What is asked: Each entry must be reproduced precisely as it stands.

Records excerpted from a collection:
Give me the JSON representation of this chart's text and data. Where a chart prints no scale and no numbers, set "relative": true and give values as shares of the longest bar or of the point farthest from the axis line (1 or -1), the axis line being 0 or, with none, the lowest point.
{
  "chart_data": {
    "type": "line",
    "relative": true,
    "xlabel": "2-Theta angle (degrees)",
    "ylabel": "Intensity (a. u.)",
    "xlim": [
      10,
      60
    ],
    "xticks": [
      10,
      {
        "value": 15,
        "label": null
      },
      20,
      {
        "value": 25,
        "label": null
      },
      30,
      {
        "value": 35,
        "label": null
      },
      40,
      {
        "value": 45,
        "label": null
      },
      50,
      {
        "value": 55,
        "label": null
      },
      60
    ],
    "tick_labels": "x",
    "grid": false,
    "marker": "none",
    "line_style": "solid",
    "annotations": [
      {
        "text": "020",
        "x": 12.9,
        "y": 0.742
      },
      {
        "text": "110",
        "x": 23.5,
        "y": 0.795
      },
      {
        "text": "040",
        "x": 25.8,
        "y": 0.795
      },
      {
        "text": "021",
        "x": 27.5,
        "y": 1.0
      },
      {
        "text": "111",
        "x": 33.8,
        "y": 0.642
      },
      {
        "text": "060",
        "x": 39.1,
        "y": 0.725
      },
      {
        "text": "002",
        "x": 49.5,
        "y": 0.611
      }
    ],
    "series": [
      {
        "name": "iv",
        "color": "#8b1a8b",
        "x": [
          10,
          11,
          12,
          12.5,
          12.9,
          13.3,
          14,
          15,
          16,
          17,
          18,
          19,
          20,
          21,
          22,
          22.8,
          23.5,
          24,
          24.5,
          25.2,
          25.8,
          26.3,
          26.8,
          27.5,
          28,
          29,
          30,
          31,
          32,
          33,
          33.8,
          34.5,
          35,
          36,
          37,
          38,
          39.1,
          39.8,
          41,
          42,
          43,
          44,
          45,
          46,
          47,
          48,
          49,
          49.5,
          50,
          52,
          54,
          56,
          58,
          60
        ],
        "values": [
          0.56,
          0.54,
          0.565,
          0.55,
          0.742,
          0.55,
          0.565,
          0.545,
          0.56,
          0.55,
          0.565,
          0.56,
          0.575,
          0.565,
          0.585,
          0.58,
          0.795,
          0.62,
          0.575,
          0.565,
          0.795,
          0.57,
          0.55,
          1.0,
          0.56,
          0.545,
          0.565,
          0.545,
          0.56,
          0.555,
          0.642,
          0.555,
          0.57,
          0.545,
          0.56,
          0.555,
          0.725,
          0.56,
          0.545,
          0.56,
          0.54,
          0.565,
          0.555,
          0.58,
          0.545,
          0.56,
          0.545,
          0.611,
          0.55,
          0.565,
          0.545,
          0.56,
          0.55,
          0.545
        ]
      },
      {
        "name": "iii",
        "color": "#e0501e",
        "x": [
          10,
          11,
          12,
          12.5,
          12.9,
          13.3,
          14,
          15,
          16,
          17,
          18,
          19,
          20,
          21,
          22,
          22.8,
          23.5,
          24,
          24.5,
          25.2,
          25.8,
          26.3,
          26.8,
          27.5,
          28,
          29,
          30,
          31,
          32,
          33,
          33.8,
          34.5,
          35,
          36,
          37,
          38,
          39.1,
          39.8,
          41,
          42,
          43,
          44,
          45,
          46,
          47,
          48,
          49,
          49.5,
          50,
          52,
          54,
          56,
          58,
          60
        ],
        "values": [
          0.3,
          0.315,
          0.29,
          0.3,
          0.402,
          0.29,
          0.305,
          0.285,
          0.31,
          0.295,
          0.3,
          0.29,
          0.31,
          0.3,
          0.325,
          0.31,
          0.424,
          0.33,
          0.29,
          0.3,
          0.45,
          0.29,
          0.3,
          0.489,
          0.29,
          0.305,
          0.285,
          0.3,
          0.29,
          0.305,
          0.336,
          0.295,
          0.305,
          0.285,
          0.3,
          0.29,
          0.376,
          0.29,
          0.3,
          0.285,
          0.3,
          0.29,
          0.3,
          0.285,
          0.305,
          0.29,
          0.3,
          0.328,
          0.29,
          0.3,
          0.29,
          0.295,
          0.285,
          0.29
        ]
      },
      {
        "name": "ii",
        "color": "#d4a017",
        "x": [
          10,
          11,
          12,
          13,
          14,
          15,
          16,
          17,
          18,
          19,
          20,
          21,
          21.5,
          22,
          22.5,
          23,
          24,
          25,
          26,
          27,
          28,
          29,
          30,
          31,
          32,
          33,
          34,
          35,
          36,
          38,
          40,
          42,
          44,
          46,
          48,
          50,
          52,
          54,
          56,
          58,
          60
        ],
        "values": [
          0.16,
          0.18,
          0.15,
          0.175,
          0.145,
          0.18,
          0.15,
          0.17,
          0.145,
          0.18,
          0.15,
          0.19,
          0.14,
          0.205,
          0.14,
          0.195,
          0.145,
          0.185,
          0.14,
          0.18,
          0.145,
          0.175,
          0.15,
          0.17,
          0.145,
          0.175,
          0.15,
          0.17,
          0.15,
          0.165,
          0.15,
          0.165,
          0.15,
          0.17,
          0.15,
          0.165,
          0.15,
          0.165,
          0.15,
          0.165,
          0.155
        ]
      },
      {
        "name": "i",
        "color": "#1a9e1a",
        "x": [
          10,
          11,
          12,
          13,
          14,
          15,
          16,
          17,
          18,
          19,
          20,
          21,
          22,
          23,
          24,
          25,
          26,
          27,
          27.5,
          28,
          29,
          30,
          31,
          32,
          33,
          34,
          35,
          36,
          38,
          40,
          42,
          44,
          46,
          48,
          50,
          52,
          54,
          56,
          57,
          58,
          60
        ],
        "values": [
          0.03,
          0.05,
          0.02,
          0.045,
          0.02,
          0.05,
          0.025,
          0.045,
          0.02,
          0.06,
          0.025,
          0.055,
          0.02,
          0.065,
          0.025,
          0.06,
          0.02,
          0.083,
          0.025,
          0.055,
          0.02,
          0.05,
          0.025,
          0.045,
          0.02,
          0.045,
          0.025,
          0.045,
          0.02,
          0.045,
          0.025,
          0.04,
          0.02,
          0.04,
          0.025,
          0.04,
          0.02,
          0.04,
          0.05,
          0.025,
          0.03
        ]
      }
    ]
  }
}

The output:
Give me the JSON representation of this chart's text and data. Where a chart prints no scale and no numbers, set "relative": true and give values as shares of the longest bar or of the point farthest from the axis line (1 or -1), the axis line being 0 or, with none, the lowest point.
{
  "chart_data": {
    "type": "line",
    "relative": true,
    "xlabel": "2-Theta angle (degrees)",
    "ylabel": "Intensity (a. u.)",
    "xlim": [
      10,
      60
    ],
    "xticks": [
      10,
      {
        "value": 15,
        "label": null
      },
      20,
      {
        "value": 25,
        "label": null
      },
      30,
      {
        "value": 35,
        "label": null
      },
      40,
      {
        "value": 45,
        "label": null
      },
      50,
      {
        "value": 55,
        "label": null
      },
      60
    ],
    "tick_labels": "x",
    "grid": false,
    "marker": "none",
    "line_style": "solid",
    "annotations": [
      {
        "text": "020",
        "x": 12.9,
        "y": 0.742
      },
      {
        "text": "110",
        "x": 23.5,
        "y": 0.795
      },
      {
        "text": "040",
        "x": 25.8,
        "y": 0.795
      },
      {
        "text": "021",
        "x": 27.5,
        "y": 1.0
      },
      {
        "text": "111",
        "x": 33.8,
        "y": 0.642
      },
      {
        "text": "060",
        "x": 39.1,
        "y": 0.725
      },
      {
        "text": "002",
        "x": 49.5,
        "y": 0.611
      }
    ],
    "series": [
      {
        "name": "iv",
        "color": "#8b1a8b",
        "x": [
          10,
          11,
          12,
          12.5,
          12.9,
          13.3,
          14,
          15,
          16,
          17,
          18,
          19,
          20,
          21,
          22,
          22.8,
          23.5,
          24,
          24.5,
          25.2,
          25.8,
          26.3,
          26.8,
          27.5,
          28,
          29,
          30,
          31,
          32,
          33,
          33.8,
          34.5,
          35,
          36,
          37,
          38,
          39.1,
          39.8,
          41,
          42,
          43,
          44,
          45,
          46,
          47,
          48,
          49,
          49.5,
          50,
          52,
          54,
          56,
          58,
          60
        ],
        "values": [
          0.56,
          0.54,
          0.565,
          0.55,
          0.742,
          0.55,
          0.565,
          0.545,
          0.56,
          0.55,
          0.565,
          0.56,
          0.575,
          0.565,
          0.585,
          0.58,
          0.795,
          0.62,
          0.575,
          0.565,
          0.795,
          0.57,
          0.55,
          1.0,
          0.56,
          0.545,
          0.565,
          0.545,
          0.56,
          0.555,
          0.642,
          0.555,
          0.57,
          0.545,
          0.56,
          0.555,
          0.725,
          0.56,
          0.545,
          0.56,
          0.54,
          0.565,
          0.555,
          0.58,
          0.545,
          0.56,
          0.545,
          0.611,
          0.55,
          0.565,
          0.545,
          0.56,
          0.55,
          0.545
        ]
      },
      {
        "name": "iii",
        "color": "#e0501e",
        "x": [
          10,
          11,
          12,
          12.5,
          12.9,
          13.3,
          14,
          15,
          16,
          17,
          18,
          19,
          20,
          21,
          22,
          22.8,
          23.5,
          24,
          24.5,
          25.2,
          25.8,
          26.3,
          26.8,
          27.5,
          28,
          29,
          30,
          31,
          32,
          33,
          33.8,
          34.5,
          35,
          36,
          37,
          38,
          39.1,
          39.8,
          41,
          42,
          43,
          44,
          45,
          46,
          47,
          48,
          49,
          49.5,
          50,
          52,
          54,
          56,
          58,
          60
        ],
        "values": [
          0.3,
          0.315,
          0.29,
          0.3,
          0.402,
          0.29,
          0.305,
          0.285,
          0.31,
          0.295,
          0.3,
          0.29,
          0.31,
          0.3,
          0.325,
          0.31,
          0.424,
          0.33,
          0.29,
          0.3,
          0.45,
          0.29,
          0.3,
          0.489,
          0.29,
          0.305,
          0.285,
          0.3,
          0.29,
          0.305,
          0.336,
          0.295,
          0.305,
          0.285,
          0.3,
          0.29,
          0.376,
          0.29,
          0.3,
          0.285,
          0.3,
          0.29,
          0.3,
          0.285,
          0.305,
          0.29,
          0.3,
          0.328,
          0.29,
          0.3,
          0.29,
          0.295,
          0.285,
          0.29
        ]
      },
      {
        "name": "ii",
        "color": "#d4a017",
        "x": [
          10,
          11,
          12,
          13,
          14,
          15,
          16,
          17,
          18,
          19,
          20,
          21,
          21.5,
          22,
          22.5,
          23,
          24,
          25,
          26,
          27,
          28,
          29,
          30,
          31,
          32,
          33,
          34,
          35,
          36,
          38,
          40,
          42,
          44,
          46,
          48,
          50,
          52,
          54,
          56,
          58,
          60
        ],
        "values": [
          0.16,
          0.18,
          0.15,
          0.175,
          0.145,
          0.18,
          0.15,
          0.17,
          0.145,
          0.18,
          0.15,
          0.19,
          0.14,
          0.205,
          0.14,
          0.195,
          0.145,
          0.185,
          0.14,
          0.18,
          0.145,
          0.175,
          0.15,
          0.17,
          0.145,
          0.175,
          0.15,
          0.17,
          0.15,
          0.165,
          0.15,
          0.165,
          0.15,
          0.17,
          0.15,
          0.165,
          0.15,
          0.165,
          0.15,
          0.165,
          0.155
        ]
      },
      {
        "name": "i",
        "color": "#1a9e1a",
        "x": [
          10,
          11,
          12,
          13,
          14,
          15,
          16,
          17,
          18,
          19,
          20,
          21,
          22,
          23,
          24,
          25,
          26,
          27,
          27.5,
          28,
          29,
          30,
          31,
          32,
          33,
          34,
          35,
          36,
          38,
          40,
          42,
          44,
          46,
          48,
          50,
          52,
          54,
          56,
          57,
          58,
          60
        ],
        "values": [
          0.03,
          0.05,
          0.02,
          0.045,
          0.02,
          0.05,
          0.025,
          0.045,
          0.02,
          0.06,
          0.025,
          0.055,
          0.02,
          0.065,
          0.025,
          0.06,
          0.02,
          0.083,
          0.025,
          0.055,
          0.02,
          0.05,
          0.025,
          0.045,
          0.02,
          0.045,
          0.025,
          0.045,
          0.02,
          0.045,
          0.025,
          0.04,
          0.02,
          0.04,
          0.025,
          0.04,
          0.02,
          0.04,
          0.05,
          0.025,
          0.03
        ]
      }
    ]
  }
}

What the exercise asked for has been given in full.